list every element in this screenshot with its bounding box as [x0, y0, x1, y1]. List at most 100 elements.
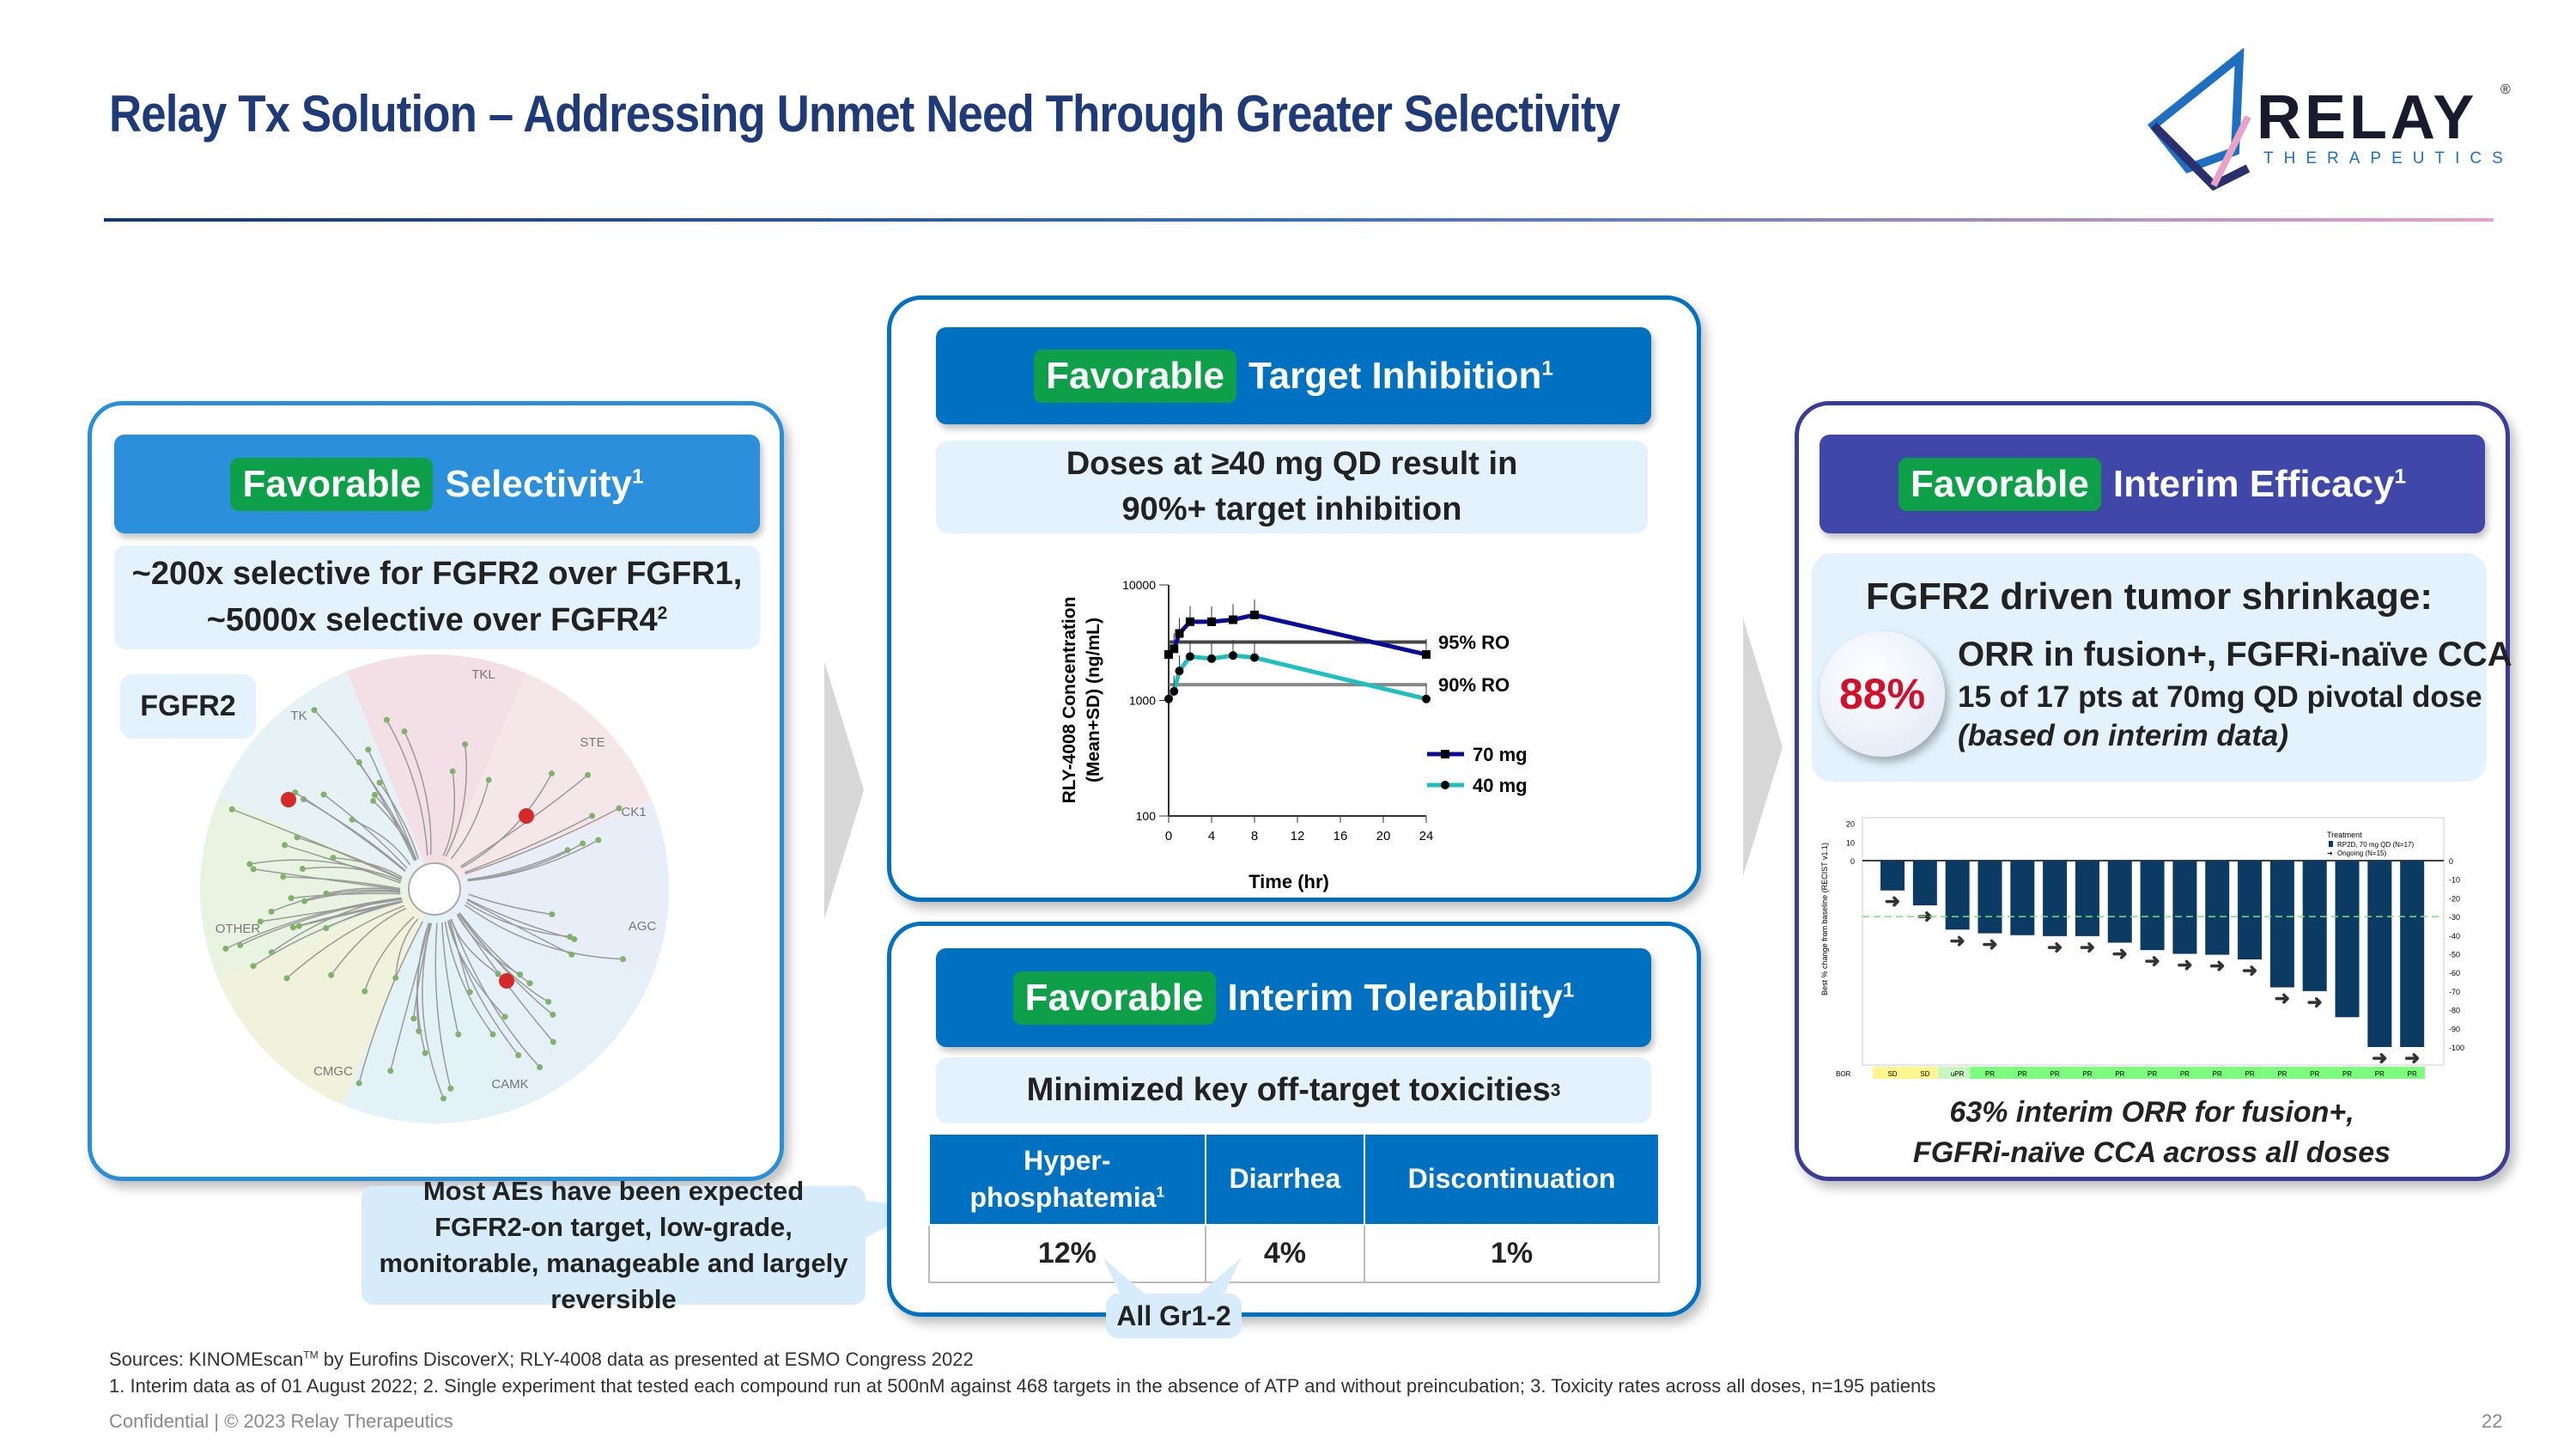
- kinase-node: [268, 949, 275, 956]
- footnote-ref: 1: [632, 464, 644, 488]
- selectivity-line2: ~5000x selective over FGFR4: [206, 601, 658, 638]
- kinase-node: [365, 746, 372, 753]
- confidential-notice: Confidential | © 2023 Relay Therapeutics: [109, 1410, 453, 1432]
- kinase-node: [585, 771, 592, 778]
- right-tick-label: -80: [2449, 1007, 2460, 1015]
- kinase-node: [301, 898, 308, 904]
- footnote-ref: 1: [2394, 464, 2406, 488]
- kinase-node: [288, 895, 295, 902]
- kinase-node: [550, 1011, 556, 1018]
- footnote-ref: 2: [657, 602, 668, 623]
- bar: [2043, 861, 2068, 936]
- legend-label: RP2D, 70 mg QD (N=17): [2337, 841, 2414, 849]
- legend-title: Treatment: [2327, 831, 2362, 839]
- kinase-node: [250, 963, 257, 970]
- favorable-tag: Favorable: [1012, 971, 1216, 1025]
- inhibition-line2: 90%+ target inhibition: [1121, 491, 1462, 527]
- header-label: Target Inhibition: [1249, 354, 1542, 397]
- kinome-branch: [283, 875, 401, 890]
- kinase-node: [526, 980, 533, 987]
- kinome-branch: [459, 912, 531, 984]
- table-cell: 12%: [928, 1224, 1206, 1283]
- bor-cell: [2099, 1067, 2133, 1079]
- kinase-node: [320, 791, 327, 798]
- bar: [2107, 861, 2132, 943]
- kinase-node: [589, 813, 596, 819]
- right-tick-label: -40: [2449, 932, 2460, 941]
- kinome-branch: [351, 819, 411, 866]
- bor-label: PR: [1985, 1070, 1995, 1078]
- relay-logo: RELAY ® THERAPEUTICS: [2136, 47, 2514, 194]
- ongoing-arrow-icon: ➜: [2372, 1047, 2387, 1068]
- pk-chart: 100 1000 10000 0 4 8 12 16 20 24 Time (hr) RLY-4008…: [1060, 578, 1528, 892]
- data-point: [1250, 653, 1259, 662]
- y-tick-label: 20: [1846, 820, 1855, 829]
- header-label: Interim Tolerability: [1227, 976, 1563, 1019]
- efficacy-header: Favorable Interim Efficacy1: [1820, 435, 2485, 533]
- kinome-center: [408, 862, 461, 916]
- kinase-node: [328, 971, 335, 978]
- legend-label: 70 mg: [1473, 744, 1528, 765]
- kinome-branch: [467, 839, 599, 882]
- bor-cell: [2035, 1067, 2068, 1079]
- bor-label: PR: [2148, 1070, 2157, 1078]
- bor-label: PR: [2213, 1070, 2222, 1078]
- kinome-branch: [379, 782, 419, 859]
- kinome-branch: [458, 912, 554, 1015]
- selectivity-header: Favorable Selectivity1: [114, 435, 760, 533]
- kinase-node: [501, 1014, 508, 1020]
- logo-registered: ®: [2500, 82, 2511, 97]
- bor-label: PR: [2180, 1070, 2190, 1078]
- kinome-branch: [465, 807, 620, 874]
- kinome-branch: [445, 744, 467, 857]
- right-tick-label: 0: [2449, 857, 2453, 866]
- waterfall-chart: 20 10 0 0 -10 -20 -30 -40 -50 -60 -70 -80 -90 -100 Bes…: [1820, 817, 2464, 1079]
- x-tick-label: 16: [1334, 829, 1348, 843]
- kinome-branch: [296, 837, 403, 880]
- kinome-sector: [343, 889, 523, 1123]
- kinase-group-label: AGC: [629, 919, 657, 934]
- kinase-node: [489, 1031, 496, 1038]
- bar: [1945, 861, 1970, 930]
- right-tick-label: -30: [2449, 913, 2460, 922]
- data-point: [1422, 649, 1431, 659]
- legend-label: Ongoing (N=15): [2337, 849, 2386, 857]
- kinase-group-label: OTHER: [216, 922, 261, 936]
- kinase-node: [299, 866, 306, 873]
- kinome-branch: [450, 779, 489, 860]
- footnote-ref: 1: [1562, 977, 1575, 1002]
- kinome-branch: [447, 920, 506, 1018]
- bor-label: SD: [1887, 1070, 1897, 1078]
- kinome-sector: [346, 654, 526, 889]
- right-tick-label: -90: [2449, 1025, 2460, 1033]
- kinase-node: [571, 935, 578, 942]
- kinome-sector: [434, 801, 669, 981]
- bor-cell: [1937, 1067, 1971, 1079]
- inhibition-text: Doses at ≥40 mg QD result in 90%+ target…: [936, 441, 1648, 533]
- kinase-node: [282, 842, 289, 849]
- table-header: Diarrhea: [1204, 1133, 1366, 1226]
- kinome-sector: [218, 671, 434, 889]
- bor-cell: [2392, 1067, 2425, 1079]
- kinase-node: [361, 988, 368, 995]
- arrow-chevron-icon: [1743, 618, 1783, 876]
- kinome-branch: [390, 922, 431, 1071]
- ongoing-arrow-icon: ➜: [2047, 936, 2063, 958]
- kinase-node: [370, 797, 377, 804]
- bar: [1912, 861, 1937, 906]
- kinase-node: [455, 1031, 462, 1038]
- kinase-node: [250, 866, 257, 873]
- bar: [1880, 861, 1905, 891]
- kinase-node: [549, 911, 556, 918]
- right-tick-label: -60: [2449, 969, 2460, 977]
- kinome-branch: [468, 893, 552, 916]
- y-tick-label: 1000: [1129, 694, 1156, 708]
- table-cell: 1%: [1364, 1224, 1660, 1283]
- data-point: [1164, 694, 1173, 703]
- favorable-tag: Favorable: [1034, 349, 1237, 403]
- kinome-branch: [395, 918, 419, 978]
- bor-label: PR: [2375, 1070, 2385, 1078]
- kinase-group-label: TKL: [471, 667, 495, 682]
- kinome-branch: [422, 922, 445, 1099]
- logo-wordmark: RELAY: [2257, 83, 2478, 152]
■ ■ ■ ■
#### PROBLEM STATEMENT:
Copy out every line of the records from the one containing "- kinase-node: [268, 949, 275, 956]" down to the one containing "- right-tick-label: -80: [2449, 1007, 2460, 1015]", both included, with no changes.

#### ANSWER BELOW:
- kinase-node: [268, 949, 275, 956]
- footnote-ref: 1: [632, 464, 644, 488]
- selectivity-line2: ~5000x selective over FGFR4: [206, 601, 658, 638]
- kinase-node: [365, 746, 372, 753]
- confidential-notice: Confidential | © 2023 Relay Therapeutics: [109, 1410, 453, 1432]
- kinase-node: [585, 771, 592, 778]
- right-tick-label: -80: [2449, 1007, 2460, 1015]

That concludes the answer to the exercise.